··· Information given ···
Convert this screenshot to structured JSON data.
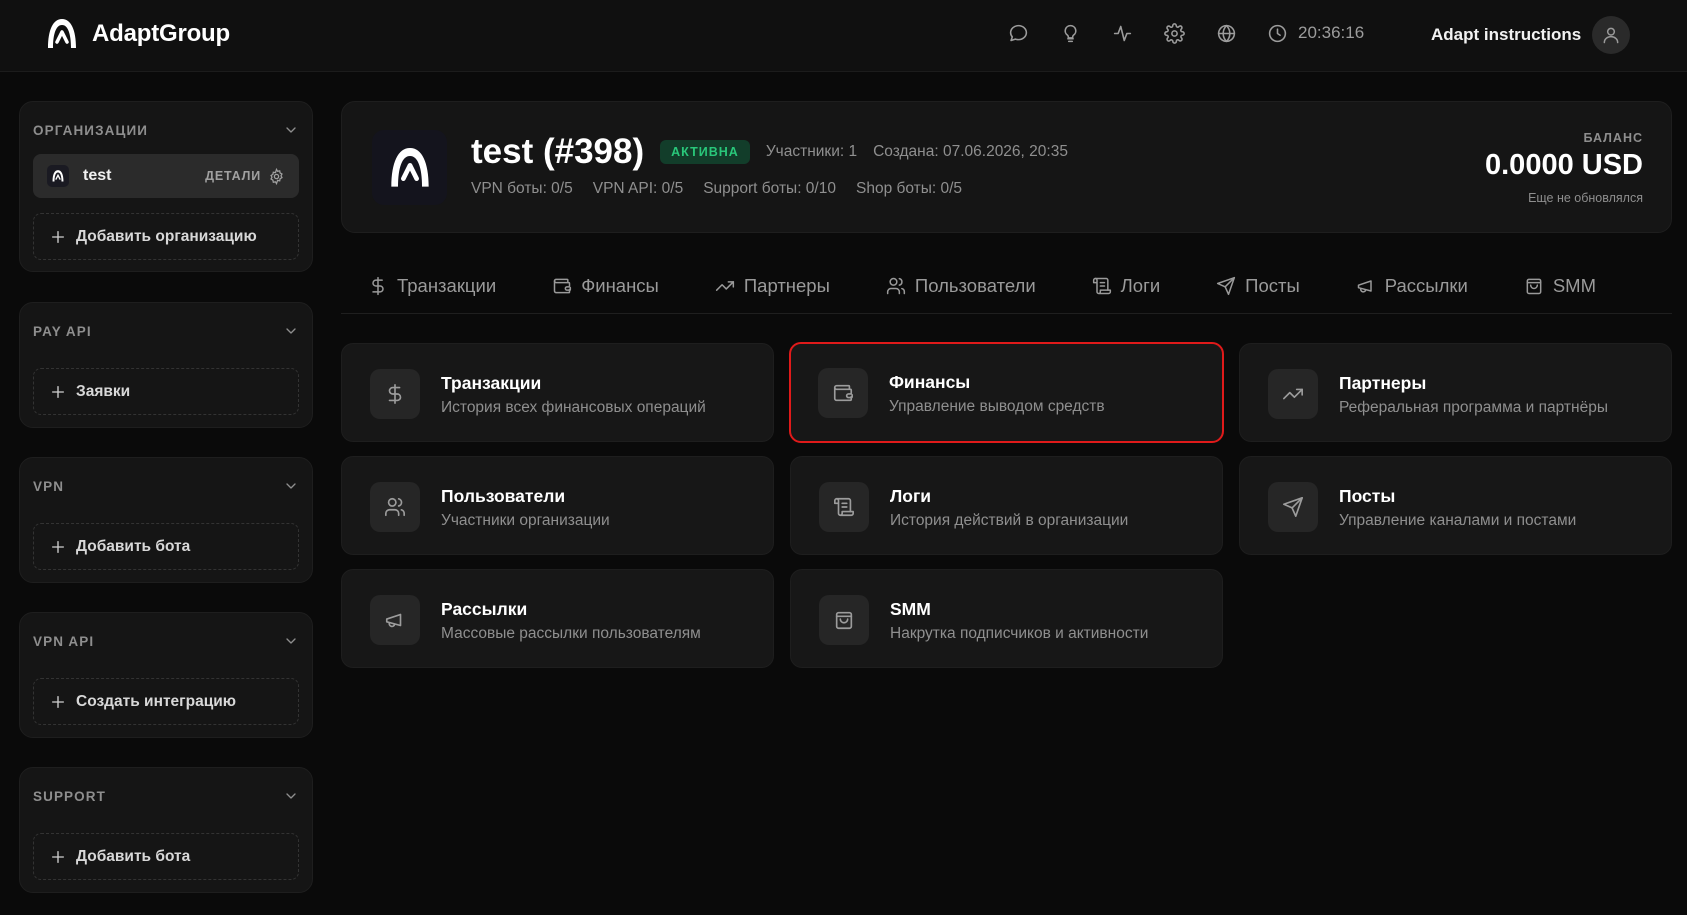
{
  "app": {
    "brand": "AdaptGroup",
    "time": "20:36:16",
    "instructions_label": "Adapt instructions",
    "top_icons": [
      "chat-icon",
      "lightbulb-icon",
      "activity-icon",
      "gear-icon",
      "globe-icon"
    ]
  },
  "sidebar": {
    "orgs": {
      "title": "ОРГАНИЗАЦИИ",
      "item_name": "test",
      "item_details": "ДЕТАЛИ",
      "add_label": "Добавить организацию"
    },
    "pay_api": {
      "title": "PAY API",
      "button": "Заявки"
    },
    "vpn": {
      "title": "VPN",
      "button": "Добавить бота"
    },
    "vpn_api": {
      "title": "VPN API",
      "button": "Создать интеграцию"
    },
    "support": {
      "title": "SUPPORT",
      "button": "Добавить бота"
    }
  },
  "header": {
    "title": "test (#398)",
    "status": "АКТИВНА",
    "members": "Участники: 1",
    "created": "Создана: 07.06.2026, 20:35",
    "stats": [
      "VPN боты: 0/5",
      "VPN API: 0/5",
      "Support боты: 0/10",
      "Shop боты: 0/5"
    ],
    "balance_label": "БАЛАНС",
    "balance": "0.0000 USD",
    "balance_note": "Еще не обновлялся"
  },
  "tabs": [
    {
      "label": "Транзакции",
      "icon": "dollar-icon"
    },
    {
      "label": "Финансы",
      "icon": "wallet-icon"
    },
    {
      "label": "Партнеры",
      "icon": "trending-icon"
    },
    {
      "label": "Пользователи",
      "icon": "users-icon"
    },
    {
      "label": "Логи",
      "icon": "scroll-icon"
    },
    {
      "label": "Посты",
      "icon": "send-icon"
    },
    {
      "label": "Рассылки",
      "icon": "megaphone-icon"
    },
    {
      "label": "SMM",
      "icon": "bag-icon"
    }
  ],
  "cards": [
    {
      "title": "Транзакции",
      "desc": "История всех финансовых операций",
      "icon": "dollar-icon"
    },
    {
      "title": "Финансы",
      "desc": "Управление выводом средств",
      "icon": "wallet-icon",
      "highlighted": true
    },
    {
      "title": "Партнеры",
      "desc": "Реферальная программа и партнёры",
      "icon": "trending-icon"
    },
    {
      "title": "Пользователи",
      "desc": "Участники организации",
      "icon": "users-icon"
    },
    {
      "title": "Логи",
      "desc": "История действий в организации",
      "icon": "scroll-icon"
    },
    {
      "title": "Посты",
      "desc": "Управление каналами и постами",
      "icon": "send-icon"
    },
    {
      "title": "Рассылки",
      "desc": "Массовые рассылки пользователям",
      "icon": "megaphone-icon"
    },
    {
      "title": "SMM",
      "desc": "Накрутка подписчиков и активности",
      "icon": "bag-icon"
    }
  ],
  "colors": {
    "background": "#0a0a0a",
    "panel": "#151515",
    "active_badge": "#29c77a",
    "highlight_border": "#e01a1a"
  }
}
···
▸ **Exercise brief**
Identify and extract each line of the listing that contains "боты".

▸ **Output for this exercise**
      "VPN боты: 0/5",
      "Support боты: 0/10",
      "Shop боты: 0/5"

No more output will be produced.